▶ **What this task involves**: Where a line holds the word "Contact", copy that line.

▶ **Input records**:
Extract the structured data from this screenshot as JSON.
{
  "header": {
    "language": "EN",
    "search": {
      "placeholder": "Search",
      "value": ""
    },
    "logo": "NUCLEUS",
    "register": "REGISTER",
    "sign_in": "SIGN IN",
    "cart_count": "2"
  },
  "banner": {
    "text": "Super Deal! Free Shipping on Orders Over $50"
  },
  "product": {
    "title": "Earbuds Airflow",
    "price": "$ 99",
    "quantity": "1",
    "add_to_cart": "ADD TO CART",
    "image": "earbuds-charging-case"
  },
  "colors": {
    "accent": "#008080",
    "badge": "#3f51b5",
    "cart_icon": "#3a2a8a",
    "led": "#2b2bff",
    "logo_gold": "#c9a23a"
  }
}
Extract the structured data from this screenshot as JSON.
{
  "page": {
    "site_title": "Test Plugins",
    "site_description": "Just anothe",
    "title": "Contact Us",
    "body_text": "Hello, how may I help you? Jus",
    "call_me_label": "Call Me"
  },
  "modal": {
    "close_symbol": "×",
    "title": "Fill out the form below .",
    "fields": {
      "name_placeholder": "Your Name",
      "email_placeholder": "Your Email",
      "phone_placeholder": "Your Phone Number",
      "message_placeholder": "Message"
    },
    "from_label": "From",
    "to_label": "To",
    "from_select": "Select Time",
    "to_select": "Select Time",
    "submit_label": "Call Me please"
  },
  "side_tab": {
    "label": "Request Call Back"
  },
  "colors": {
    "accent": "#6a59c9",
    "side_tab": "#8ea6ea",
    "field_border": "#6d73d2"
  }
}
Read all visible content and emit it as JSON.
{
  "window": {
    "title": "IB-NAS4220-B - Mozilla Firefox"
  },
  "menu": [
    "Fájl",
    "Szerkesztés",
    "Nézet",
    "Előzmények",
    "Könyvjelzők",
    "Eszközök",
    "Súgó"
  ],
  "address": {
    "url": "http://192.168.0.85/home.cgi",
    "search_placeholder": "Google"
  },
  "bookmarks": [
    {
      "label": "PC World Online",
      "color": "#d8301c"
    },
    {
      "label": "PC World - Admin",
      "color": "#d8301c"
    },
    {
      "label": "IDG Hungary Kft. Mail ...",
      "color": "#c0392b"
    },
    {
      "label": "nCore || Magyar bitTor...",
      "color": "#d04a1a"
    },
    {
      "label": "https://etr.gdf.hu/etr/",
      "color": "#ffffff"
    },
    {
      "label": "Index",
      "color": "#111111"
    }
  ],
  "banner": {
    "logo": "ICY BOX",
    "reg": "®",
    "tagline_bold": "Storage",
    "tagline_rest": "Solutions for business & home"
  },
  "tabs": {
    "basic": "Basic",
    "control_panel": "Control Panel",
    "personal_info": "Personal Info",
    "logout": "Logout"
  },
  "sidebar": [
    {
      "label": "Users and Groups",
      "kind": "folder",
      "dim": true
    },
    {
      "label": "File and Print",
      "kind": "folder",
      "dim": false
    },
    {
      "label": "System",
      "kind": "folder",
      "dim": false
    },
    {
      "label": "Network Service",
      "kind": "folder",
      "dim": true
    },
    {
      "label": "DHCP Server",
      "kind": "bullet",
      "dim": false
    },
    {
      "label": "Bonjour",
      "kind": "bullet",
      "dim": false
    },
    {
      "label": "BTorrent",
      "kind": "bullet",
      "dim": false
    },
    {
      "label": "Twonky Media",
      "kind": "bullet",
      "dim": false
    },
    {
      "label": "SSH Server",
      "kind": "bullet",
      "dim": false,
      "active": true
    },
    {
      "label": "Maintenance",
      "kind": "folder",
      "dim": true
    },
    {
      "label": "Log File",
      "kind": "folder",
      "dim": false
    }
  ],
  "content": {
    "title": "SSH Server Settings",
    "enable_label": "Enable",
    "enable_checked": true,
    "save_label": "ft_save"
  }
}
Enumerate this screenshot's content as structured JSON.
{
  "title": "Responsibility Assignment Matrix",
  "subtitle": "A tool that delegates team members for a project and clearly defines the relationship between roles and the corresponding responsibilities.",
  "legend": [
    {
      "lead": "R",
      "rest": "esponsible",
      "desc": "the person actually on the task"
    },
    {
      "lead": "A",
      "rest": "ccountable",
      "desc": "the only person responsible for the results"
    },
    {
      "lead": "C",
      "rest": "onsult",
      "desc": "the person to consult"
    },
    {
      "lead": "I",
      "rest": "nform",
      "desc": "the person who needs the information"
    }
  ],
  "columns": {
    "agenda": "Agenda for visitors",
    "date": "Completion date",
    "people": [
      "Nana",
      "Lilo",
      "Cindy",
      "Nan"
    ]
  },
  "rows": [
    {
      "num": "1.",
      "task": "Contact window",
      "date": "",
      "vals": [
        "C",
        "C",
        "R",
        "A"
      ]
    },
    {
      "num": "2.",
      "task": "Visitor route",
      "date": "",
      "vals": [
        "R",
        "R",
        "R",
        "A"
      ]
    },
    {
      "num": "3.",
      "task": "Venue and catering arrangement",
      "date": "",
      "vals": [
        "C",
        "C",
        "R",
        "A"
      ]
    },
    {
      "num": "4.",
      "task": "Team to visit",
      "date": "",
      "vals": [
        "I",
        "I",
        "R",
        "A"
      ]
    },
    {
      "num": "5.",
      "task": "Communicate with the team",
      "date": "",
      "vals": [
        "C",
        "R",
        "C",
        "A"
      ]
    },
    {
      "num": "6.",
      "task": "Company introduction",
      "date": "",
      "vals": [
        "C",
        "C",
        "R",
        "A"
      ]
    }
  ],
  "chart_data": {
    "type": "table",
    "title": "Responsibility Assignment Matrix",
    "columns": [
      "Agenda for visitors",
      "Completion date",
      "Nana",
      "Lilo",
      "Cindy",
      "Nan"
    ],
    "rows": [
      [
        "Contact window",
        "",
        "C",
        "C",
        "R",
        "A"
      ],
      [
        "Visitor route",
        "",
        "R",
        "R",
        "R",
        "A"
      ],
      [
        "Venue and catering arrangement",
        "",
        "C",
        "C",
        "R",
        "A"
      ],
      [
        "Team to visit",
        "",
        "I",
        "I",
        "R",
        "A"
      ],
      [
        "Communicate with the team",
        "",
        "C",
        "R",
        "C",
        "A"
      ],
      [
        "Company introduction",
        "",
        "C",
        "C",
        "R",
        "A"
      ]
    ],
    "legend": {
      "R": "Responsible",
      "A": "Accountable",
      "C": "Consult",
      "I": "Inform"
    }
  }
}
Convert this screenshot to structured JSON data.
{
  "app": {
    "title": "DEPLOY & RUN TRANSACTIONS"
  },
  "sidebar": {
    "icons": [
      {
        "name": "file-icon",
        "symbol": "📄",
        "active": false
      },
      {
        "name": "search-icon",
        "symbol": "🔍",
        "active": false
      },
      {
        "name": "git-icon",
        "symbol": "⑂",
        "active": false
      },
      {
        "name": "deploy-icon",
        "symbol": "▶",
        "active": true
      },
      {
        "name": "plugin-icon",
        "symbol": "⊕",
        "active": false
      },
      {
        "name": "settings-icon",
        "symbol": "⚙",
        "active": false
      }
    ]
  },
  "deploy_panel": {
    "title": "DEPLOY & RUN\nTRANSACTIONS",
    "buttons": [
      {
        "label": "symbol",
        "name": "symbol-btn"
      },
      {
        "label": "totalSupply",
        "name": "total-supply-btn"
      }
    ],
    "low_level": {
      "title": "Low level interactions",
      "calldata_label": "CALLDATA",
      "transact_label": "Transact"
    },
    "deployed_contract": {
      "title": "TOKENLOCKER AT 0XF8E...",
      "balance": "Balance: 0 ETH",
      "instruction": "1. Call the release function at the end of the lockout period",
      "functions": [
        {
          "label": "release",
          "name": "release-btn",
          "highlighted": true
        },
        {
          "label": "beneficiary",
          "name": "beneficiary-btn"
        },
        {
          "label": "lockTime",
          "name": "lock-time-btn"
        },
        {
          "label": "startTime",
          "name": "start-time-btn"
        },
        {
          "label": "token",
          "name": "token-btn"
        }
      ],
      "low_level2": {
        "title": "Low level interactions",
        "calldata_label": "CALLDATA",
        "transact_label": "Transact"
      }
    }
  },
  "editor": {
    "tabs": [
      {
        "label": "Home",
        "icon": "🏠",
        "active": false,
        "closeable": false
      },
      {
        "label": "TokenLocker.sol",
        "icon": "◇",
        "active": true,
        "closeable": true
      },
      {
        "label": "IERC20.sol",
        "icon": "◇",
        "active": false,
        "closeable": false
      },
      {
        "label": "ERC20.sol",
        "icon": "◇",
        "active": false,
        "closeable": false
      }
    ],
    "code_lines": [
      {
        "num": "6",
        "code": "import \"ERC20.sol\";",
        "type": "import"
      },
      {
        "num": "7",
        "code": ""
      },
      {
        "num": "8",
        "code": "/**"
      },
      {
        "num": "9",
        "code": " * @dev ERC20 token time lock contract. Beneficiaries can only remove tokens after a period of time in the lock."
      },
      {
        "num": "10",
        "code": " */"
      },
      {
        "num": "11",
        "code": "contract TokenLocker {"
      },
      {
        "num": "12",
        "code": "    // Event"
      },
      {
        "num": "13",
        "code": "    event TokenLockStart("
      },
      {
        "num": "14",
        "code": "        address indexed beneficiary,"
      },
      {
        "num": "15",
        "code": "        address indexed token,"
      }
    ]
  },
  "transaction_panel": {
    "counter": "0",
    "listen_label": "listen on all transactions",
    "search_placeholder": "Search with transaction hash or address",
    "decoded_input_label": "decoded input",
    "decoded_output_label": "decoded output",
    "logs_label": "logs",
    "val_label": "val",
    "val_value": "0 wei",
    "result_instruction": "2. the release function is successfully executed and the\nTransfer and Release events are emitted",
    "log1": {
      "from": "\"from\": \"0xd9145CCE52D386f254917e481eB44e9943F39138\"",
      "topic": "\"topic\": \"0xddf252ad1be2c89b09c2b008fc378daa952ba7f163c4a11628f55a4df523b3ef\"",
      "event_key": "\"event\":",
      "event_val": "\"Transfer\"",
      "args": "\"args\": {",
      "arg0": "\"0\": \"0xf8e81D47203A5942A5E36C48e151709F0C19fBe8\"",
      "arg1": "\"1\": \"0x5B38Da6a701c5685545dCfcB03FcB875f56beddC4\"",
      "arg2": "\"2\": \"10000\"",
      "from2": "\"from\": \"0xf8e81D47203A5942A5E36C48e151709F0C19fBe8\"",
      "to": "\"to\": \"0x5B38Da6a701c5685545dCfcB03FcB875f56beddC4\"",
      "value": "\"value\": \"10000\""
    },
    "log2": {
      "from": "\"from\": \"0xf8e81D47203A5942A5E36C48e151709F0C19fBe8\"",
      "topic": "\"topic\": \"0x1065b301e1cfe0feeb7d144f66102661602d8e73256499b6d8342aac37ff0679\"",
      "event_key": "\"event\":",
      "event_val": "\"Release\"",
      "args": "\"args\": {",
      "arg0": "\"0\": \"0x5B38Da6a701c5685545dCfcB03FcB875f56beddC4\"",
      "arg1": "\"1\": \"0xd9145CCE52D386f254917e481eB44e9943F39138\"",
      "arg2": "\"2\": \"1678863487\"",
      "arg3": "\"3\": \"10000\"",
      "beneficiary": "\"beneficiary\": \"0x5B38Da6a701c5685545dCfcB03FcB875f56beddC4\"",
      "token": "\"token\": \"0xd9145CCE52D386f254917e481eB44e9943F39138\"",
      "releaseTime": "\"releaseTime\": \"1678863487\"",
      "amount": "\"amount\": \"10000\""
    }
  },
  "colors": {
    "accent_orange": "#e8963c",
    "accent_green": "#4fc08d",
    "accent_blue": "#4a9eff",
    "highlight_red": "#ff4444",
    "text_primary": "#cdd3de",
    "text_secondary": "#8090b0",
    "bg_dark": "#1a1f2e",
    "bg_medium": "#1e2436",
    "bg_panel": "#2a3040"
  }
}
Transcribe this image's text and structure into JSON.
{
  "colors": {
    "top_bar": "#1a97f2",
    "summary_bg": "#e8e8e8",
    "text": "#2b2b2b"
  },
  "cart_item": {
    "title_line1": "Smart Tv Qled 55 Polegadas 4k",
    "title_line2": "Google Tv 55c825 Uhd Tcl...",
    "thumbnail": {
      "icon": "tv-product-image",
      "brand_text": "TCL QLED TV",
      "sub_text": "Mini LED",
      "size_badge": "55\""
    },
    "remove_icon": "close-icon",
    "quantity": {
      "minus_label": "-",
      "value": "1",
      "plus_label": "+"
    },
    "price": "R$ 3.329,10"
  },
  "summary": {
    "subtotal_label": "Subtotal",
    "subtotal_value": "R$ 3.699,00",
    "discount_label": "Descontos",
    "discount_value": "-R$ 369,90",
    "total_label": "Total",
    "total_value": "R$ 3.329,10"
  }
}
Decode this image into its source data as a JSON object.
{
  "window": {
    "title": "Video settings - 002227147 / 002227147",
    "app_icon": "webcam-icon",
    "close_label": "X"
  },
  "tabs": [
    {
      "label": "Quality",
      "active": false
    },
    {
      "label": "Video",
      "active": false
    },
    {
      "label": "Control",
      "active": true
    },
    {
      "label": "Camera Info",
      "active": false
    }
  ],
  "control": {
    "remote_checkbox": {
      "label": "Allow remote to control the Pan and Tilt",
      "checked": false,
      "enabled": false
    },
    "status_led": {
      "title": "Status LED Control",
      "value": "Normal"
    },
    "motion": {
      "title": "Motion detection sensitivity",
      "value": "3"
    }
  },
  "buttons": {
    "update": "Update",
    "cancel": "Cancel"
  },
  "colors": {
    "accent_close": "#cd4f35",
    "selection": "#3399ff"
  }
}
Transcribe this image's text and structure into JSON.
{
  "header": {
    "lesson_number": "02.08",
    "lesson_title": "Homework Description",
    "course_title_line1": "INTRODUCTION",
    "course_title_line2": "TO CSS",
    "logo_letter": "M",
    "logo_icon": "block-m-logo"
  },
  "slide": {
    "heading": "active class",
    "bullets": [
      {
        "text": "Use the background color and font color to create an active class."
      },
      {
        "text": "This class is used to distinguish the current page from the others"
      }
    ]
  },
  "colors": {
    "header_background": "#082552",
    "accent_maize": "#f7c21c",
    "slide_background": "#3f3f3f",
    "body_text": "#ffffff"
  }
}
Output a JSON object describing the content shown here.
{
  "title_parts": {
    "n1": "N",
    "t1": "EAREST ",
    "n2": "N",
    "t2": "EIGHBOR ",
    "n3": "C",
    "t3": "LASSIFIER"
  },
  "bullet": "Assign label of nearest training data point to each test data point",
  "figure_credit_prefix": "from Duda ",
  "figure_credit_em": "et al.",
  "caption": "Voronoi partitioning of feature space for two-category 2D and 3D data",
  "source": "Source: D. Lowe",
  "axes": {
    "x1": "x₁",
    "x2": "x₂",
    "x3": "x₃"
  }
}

▶ **Task response**:
    "title": "Contact Us",
      "task": "Contact window",
        "Contact window",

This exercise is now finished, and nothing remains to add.